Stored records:
※ ※ ※

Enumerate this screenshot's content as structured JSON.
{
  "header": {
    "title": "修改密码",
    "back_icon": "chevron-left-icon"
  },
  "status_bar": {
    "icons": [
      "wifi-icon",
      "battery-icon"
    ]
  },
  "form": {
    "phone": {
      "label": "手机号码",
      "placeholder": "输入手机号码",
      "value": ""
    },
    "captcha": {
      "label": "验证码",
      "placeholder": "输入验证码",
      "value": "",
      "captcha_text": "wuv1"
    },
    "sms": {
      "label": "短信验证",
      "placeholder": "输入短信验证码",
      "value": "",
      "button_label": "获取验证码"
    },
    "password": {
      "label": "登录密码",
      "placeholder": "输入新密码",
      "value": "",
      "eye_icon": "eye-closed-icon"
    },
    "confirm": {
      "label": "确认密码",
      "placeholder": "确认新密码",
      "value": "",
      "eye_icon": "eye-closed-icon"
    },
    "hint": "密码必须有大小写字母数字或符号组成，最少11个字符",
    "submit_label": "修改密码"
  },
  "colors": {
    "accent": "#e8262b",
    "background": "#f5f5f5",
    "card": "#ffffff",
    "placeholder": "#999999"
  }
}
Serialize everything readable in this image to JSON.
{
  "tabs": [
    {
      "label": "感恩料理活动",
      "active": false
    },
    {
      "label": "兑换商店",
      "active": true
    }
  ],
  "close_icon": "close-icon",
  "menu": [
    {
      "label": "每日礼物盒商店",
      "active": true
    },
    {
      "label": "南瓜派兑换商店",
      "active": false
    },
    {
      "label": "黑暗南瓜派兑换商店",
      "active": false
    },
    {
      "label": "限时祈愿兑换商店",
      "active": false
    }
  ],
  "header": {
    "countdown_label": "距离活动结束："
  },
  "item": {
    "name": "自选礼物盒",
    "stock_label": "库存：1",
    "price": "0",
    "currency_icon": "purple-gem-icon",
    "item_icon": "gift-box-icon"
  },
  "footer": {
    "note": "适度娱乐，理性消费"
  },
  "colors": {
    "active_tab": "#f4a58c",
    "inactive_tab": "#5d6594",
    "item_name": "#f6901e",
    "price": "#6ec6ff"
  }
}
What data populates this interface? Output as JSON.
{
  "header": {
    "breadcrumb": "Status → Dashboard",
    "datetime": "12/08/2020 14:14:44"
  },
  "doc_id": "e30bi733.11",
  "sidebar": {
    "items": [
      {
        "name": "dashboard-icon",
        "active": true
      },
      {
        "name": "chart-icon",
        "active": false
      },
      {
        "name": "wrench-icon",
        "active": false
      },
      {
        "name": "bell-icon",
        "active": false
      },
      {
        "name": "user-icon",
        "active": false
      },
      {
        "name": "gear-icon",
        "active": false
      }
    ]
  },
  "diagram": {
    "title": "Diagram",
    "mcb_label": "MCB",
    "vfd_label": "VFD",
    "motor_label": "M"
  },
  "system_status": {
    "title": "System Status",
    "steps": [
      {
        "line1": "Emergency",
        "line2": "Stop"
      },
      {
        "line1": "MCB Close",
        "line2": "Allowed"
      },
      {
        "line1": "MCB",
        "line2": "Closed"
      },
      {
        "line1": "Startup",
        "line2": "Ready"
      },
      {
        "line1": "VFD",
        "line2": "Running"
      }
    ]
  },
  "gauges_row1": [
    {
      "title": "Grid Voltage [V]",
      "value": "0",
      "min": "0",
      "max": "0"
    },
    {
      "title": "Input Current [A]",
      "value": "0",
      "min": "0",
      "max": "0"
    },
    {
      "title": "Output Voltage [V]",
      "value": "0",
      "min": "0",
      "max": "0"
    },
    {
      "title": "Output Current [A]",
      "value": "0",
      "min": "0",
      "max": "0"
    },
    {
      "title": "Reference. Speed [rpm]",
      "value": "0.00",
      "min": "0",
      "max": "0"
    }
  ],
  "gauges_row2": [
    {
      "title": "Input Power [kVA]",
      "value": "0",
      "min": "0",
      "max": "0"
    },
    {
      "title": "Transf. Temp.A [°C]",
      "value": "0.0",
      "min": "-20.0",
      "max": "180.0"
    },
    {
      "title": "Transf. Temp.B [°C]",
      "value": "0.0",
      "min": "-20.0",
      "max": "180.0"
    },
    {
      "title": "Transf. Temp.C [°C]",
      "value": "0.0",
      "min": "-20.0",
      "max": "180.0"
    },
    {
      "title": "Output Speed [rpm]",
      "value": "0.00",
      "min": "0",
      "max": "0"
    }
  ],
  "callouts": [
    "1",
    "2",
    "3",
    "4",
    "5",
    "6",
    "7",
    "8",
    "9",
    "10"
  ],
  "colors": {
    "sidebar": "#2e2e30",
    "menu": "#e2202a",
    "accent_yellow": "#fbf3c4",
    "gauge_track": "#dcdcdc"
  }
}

※ ※ ※

Each line of the listing should be copied exactly.

Enumerate this screenshot's content as structured JSON.
{
  "header": {
    "title": "修改密码",
    "back_icon": "chevron-left-icon"
  },
  "status_bar": {
    "icons": [
      "wifi-icon",
      "battery-icon"
    ]
  },
  "form": {
    "phone": {
      "label": "手机号码",
      "placeholder": "输入手机号码",
      "value": ""
    },
    "captcha": {
      "label": "验证码",
      "placeholder": "输入验证码",
      "value": "",
      "captcha_text": "wuv1"
    },
    "sms": {
      "label": "短信验证",
      "placeholder": "输入短信验证码",
      "value": "",
      "button_label": "获取验证码"
    },
    "password": {
      "label": "登录密码",
      "placeholder": "输入新密码",
      "value": "",
      "eye_icon": "eye-closed-icon"
    },
    "confirm": {
      "label": "确认密码",
      "placeholder": "确认新密码",
      "value": "",
      "eye_icon": "eye-closed-icon"
    },
    "hint": "密码必须有大小写字母数字或符号组成，最少11个字符",
    "submit_label": "修改密码"
  },
  "colors": {
    "accent": "#e8262b",
    "background": "#f5f5f5",
    "card": "#ffffff",
    "placeholder": "#999999"
  }
}
Serialize everything readable in this image to JSON.
{
  "tabs": [
    {
      "label": "感恩料理活动",
      "active": false
    },
    {
      "label": "兑换商店",
      "active": true
    }
  ],
  "close_icon": "close-icon",
  "menu": [
    {
      "label": "每日礼物盒商店",
      "active": true
    },
    {
      "label": "南瓜派兑换商店",
      "active": false
    },
    {
      "label": "黑暗南瓜派兑换商店",
      "active": false
    },
    {
      "label": "限时祈愿兑换商店",
      "active": false
    }
  ],
  "header": {
    "countdown_label": "距离活动结束："
  },
  "item": {
    "name": "自选礼物盒",
    "stock_label": "库存：1",
    "price": "0",
    "currency_icon": "purple-gem-icon",
    "item_icon": "gift-box-icon"
  },
  "footer": {
    "note": "适度娱乐，理性消费"
  },
  "colors": {
    "active_tab": "#f4a58c",
    "inactive_tab": "#5d6594",
    "item_name": "#f6901e",
    "price": "#6ec6ff"
  }
}
What data populates this interface? Output as JSON.
{
  "header": {
    "breadcrumb": "Status → Dashboard",
    "datetime": "12/08/2020 14:14:44"
  },
  "doc_id": "e30bi733.11",
  "sidebar": {
    "items": [
      {
        "name": "dashboard-icon",
        "active": true
      },
      {
        "name": "chart-icon",
        "active": false
      },
      {
        "name": "wrench-icon",
        "active": false
      },
      {
        "name": "bell-icon",
        "active": false
      },
      {
        "name": "user-icon",
        "active": false
      },
      {
        "name": "gear-icon",
        "active": false
      }
    ]
  },
  "diagram": {
    "title": "Diagram",
    "mcb_label": "MCB",
    "vfd_label": "VFD",
    "motor_label": "M"
  },
  "system_status": {
    "title": "System Status",
    "steps": [
      {
        "line1": "Emergency",
        "line2": "Stop"
      },
      {
        "line1": "MCB Close",
        "line2": "Allowed"
      },
      {
        "line1": "MCB",
        "line2": "Closed"
      },
      {
        "line1": "Startup",
        "line2": "Ready"
      },
      {
        "line1": "VFD",
        "line2": "Running"
      }
    ]
  },
  "gauges_row1": [
    {
      "title": "Grid Voltage [V]",
      "value": "0",
      "min": "0",
      "max": "0"
    },
    {
      "title": "Input Current [A]",
      "value": "0",
      "min": "0",
      "max": "0"
    },
    {
      "title": "Output Voltage [V]",
      "value": "0",
      "min": "0",
      "max": "0"
    },
    {
      "title": "Output Current [A]",
      "value": "0",
      "min": "0",
      "max": "0"
    },
    {
      "title": "Reference. Speed [rpm]",
      "value": "0.00",
      "min": "0",
      "max": "0"
    }
  ],
  "gauges_row2": [
    {
      "title": "Input Power [kVA]",
      "value": "0",
      "min": "0",
      "max": "0"
    },
    {
      "title": "Transf. Temp.A [°C]",
      "value": "0.0",
      "min": "-20.0",
      "max": "180.0"
    },
    {
      "title": "Transf. Temp.B [°C]",
      "value": "0.0",
      "min": "-20.0",
      "max": "180.0"
    },
    {
      "title": "Transf. Temp.C [°C]",
      "value": "0.0",
      "min": "-20.0",
      "max": "180.0"
    },
    {
      "title": "Output Speed [rpm]",
      "value": "0.00",
      "min": "0",
      "max": "0"
    }
  ],
  "callouts": [
    "1",
    "2",
    "3",
    "4",
    "5",
    "6",
    "7",
    "8",
    "9",
    "10"
  ],
  "colors": {
    "sidebar": "#2e2e30",
    "menu": "#e2202a",
    "accent_yellow": "#fbf3c4",
    "gauge_track": "#dcdcdc"
  }
}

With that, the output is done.